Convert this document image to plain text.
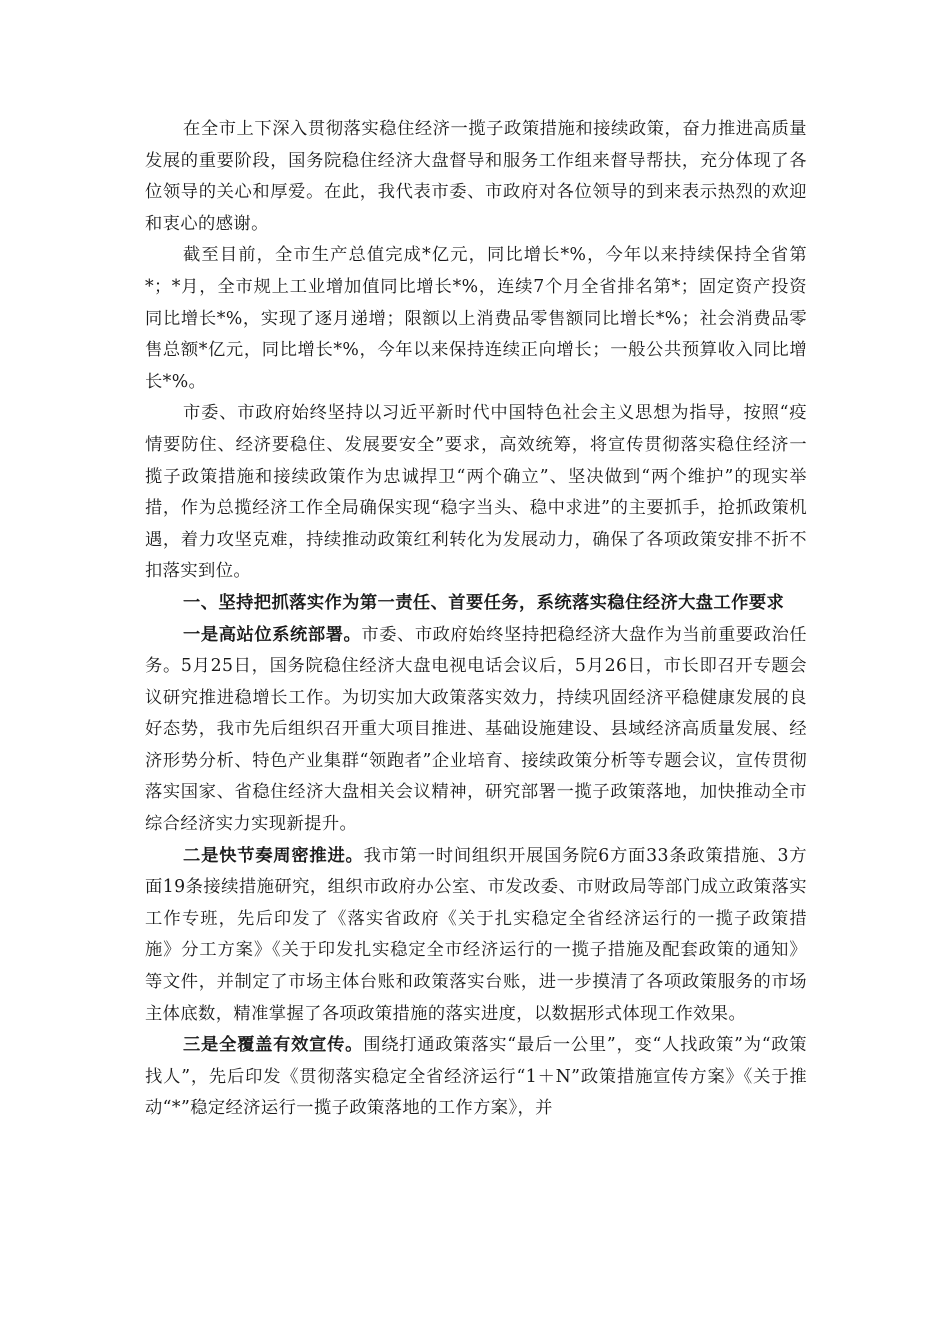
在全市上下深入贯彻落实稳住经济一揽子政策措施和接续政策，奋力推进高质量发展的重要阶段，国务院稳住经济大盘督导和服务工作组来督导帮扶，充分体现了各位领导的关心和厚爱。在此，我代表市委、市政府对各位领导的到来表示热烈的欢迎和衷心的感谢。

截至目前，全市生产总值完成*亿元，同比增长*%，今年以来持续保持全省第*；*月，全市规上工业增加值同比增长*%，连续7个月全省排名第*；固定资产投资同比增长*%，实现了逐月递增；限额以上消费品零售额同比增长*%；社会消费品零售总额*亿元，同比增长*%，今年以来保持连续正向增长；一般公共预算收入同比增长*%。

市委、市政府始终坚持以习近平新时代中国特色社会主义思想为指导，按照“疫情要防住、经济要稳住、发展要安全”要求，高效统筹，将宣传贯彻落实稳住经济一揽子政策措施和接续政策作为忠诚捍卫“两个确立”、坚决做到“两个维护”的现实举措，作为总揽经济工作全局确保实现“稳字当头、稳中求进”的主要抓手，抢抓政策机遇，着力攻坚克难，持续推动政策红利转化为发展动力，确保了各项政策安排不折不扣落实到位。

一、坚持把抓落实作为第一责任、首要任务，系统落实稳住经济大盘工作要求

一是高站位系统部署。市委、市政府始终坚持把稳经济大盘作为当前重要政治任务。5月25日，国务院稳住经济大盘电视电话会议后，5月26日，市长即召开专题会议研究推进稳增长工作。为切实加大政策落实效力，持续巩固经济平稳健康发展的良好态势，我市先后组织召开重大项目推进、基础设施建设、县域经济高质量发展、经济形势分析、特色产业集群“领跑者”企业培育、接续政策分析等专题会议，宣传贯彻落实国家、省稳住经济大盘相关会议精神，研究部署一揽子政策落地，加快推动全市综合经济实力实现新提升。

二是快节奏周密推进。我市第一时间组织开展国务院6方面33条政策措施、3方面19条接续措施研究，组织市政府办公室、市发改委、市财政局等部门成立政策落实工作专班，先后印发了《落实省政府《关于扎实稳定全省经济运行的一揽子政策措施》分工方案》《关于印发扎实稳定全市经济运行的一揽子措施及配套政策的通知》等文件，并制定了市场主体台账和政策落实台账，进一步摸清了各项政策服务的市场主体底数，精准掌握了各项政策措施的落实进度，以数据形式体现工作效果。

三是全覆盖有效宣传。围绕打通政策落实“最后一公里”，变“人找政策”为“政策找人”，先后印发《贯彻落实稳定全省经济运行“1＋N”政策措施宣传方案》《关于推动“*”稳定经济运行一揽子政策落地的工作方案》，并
────────────────────
- **Required task**:
Restate the records above in full, word for word. Keep pictures out.

- **Task answer**:
Convert this document image to plain text.
在全市上下深入贯彻落实稳住经济一揽子政策措施和接续政策，奋力推进高质量发展的重要阶段，国务院稳住经济大盘督导和服务工作组来督导帮扶，充分体现了各位领导的关心和厚爱。在此，我代表市委、市政府对各位领导的到来表示热烈的欢迎和衷心的感谢。

截至目前，全市生产总值完成*亿元，同比增长*%，今年以来持续保持全省第*；*月，全市规上工业增加值同比增长*%，连续7个月全省排名第*；固定资产投资同比增长*%，实现了逐月递增；限额以上消费品零售额同比增长*%；社会消费品零售总额*亿元，同比增长*%，今年以来保持连续正向增长；一般公共预算收入同比增长*%。

市委、市政府始终坚持以习近平新时代中国特色社会主义思想为指导，按照“疫情要防住、经济要稳住、发展要安全”要求，高效统筹，将宣传贯彻落实稳住经济一揽子政策措施和接续政策作为忠诚捍卫“两个确立”、坚决做到“两个维护”的现实举措，作为总揽经济工作全局确保实现“稳字当头、稳中求进”的主要抓手，抢抓政策机遇，着力攻坚克难，持续推动政策红利转化为发展动力，确保了各项政策安排不折不扣落实到位。

一、坚持把抓落实作为第一责任、首要任务，系统落实稳住经济大盘工作要求

一是高站位系统部署。市委、市政府始终坚持把稳经济大盘作为当前重要政治任务。5月25日，国务院稳住经济大盘电视电话会议后，5月26日，市长即召开专题会议研究推进稳增长工作。为切实加大政策落实效力，持续巩固经济平稳健康发展的良好态势，我市先后组织召开重大项目推进、基础设施建设、县域经济高质量发展、经济形势分析、特色产业集群“领跑者”企业培育、接续政策分析等专题会议，宣传贯彻落实国家、省稳住经济大盘相关会议精神，研究部署一揽子政策落地，加快推动全市综合经济实力实现新提升。

二是快节奏周密推进。我市第一时间组织开展国务院6方面33条政策措施、3方面19条接续措施研究，组织市政府办公室、市发改委、市财政局等部门成立政策落实工作专班，先后印发了《落实省政府《关于扎实稳定全省经济运行的一揽子政策措施》分工方案》《关于印发扎实稳定全市经济运行的一揽子措施及配套政策的通知》等文件，并制定了市场主体台账和政策落实台账，进一步摸清了各项政策服务的市场主体底数，精准掌握了各项政策措施的落实进度，以数据形式体现工作效果。

三是全覆盖有效宣传。围绕打通政策落实“最后一公里”，变“人找政策”为“政策找人”，先后印发《贯彻落实稳定全省经济运行“1＋N”政策措施宣传方案》《关于推动“*”稳定经济运行一揽子政策落地的工作方案》，并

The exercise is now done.